** start AVAILABLE DATA **
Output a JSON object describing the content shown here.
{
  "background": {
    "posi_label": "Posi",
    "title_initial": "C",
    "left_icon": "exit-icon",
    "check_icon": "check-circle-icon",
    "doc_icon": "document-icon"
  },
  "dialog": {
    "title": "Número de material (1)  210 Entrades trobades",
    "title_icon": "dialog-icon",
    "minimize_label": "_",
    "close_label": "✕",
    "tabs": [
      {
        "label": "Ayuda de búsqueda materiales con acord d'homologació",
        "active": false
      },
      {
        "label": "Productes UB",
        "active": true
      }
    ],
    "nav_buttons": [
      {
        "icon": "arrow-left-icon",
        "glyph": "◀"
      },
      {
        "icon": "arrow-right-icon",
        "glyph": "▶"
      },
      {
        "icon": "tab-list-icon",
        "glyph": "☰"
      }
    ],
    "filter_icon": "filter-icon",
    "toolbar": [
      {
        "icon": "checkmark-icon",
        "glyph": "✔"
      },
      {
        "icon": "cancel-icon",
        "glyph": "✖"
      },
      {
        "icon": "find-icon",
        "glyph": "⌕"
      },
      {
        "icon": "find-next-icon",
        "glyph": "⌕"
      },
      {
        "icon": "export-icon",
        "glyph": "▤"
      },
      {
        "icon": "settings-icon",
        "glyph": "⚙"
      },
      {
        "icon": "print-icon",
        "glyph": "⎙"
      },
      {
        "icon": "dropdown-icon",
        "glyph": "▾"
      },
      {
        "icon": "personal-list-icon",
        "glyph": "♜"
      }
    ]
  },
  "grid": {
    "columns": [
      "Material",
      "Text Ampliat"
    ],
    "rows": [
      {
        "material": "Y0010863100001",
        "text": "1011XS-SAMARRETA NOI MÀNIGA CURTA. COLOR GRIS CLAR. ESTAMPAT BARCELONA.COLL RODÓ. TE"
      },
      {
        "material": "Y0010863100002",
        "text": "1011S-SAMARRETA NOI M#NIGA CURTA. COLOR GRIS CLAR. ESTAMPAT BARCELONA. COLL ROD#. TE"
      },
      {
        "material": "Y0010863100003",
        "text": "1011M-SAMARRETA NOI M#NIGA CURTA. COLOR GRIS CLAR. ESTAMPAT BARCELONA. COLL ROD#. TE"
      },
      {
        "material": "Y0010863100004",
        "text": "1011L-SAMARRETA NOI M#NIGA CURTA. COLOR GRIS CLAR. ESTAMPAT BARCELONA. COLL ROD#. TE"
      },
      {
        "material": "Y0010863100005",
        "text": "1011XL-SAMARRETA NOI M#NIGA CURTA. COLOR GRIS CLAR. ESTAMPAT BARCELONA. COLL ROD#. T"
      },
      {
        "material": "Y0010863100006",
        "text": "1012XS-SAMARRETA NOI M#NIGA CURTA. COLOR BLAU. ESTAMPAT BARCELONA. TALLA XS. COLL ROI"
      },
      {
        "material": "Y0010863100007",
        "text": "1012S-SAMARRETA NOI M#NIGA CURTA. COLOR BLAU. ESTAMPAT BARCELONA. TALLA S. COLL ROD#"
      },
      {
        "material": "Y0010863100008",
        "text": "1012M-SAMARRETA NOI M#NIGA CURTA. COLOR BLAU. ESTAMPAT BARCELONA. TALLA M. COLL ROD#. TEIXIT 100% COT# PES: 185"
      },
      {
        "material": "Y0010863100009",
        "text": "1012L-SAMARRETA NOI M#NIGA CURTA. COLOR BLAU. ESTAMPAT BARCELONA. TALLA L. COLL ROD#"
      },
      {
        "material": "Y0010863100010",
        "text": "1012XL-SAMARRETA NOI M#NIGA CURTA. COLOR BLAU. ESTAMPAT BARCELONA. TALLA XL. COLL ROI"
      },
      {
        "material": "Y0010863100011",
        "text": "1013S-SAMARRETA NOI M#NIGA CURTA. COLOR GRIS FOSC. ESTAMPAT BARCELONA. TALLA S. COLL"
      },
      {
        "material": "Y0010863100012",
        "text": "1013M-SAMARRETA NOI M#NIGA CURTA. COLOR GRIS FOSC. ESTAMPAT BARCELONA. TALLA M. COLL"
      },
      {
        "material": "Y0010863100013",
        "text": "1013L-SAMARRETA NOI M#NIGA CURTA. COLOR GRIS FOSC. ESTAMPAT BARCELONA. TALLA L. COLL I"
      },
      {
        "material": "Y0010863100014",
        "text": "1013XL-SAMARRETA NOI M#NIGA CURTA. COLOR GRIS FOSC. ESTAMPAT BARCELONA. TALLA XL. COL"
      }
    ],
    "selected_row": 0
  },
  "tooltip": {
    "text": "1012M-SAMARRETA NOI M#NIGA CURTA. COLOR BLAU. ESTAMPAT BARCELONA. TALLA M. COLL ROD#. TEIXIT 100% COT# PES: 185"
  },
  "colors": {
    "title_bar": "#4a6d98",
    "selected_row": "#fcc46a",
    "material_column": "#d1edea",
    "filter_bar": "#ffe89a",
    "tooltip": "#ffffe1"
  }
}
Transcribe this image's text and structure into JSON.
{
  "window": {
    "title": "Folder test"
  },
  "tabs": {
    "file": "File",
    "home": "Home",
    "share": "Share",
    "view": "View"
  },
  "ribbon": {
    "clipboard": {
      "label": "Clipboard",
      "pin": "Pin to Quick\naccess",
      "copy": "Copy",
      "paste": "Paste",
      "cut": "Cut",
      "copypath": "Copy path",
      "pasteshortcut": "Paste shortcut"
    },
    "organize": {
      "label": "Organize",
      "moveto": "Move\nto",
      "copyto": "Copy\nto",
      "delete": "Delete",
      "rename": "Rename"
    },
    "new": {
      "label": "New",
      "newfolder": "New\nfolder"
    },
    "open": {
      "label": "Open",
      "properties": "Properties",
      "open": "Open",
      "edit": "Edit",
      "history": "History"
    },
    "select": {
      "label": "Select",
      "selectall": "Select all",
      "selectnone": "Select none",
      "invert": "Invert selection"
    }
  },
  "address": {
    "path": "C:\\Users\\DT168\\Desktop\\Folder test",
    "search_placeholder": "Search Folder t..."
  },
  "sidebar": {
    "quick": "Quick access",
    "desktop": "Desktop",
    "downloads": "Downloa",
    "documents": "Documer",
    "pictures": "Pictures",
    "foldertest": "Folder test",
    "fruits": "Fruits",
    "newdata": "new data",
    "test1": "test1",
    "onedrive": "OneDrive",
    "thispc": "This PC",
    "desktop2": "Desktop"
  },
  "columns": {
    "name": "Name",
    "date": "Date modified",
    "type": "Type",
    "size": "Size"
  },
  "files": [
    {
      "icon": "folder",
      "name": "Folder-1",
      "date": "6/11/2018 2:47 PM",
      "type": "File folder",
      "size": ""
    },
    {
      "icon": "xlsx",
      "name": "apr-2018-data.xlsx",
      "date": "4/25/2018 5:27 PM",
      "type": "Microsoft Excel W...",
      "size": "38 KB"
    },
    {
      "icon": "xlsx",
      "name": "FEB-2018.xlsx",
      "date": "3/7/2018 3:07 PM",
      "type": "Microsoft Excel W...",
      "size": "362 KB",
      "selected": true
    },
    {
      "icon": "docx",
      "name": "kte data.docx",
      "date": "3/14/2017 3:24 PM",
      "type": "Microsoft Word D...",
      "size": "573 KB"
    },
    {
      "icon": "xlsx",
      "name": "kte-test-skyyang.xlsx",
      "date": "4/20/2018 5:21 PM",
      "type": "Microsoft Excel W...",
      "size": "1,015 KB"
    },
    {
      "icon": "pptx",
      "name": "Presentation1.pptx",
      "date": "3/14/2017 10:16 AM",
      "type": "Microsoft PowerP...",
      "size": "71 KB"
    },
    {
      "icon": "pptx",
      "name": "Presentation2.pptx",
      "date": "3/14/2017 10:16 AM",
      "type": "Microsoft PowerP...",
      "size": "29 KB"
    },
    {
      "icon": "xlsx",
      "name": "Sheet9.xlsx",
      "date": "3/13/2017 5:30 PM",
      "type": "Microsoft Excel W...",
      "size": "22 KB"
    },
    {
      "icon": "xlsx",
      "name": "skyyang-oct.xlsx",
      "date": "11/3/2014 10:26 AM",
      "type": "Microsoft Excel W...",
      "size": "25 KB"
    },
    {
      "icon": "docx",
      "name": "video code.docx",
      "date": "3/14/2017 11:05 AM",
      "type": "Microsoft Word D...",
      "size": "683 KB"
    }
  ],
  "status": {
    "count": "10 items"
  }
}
** end AVAILABLE DATA **
*PROBLEM TO SOLVE*
Return each line among the entries that holds the word "CLAR".

*PROBLEM SOLUTION*
        "text": "1011XS-SAMARRETA NOI MÀNIGA CURTA. COLOR GRIS CLAR. ESTAMPAT BARCELONA.COLL RODÓ. TE"
        "text": "1011S-SAMARRETA NOI M#NIGA CURTA. COLOR GRIS CLAR. ESTAMPAT BARCELONA. COLL ROD#. TE"
        "text": "1011M-SAMARRETA NOI M#NIGA CURTA. COLOR GRIS CLAR. ESTAMPAT BARCELONA. COLL ROD#. TE"
        "text": "1011L-SAMARRETA NOI M#NIGA CURTA. COLOR GRIS CLAR. ESTAMPAT BARCELONA. COLL ROD#. TE"
        "text": "1011XL-SAMARRETA NOI M#NIGA CURTA. COLOR GRIS CLAR. ESTAMPAT BARCELONA. COLL ROD#. T"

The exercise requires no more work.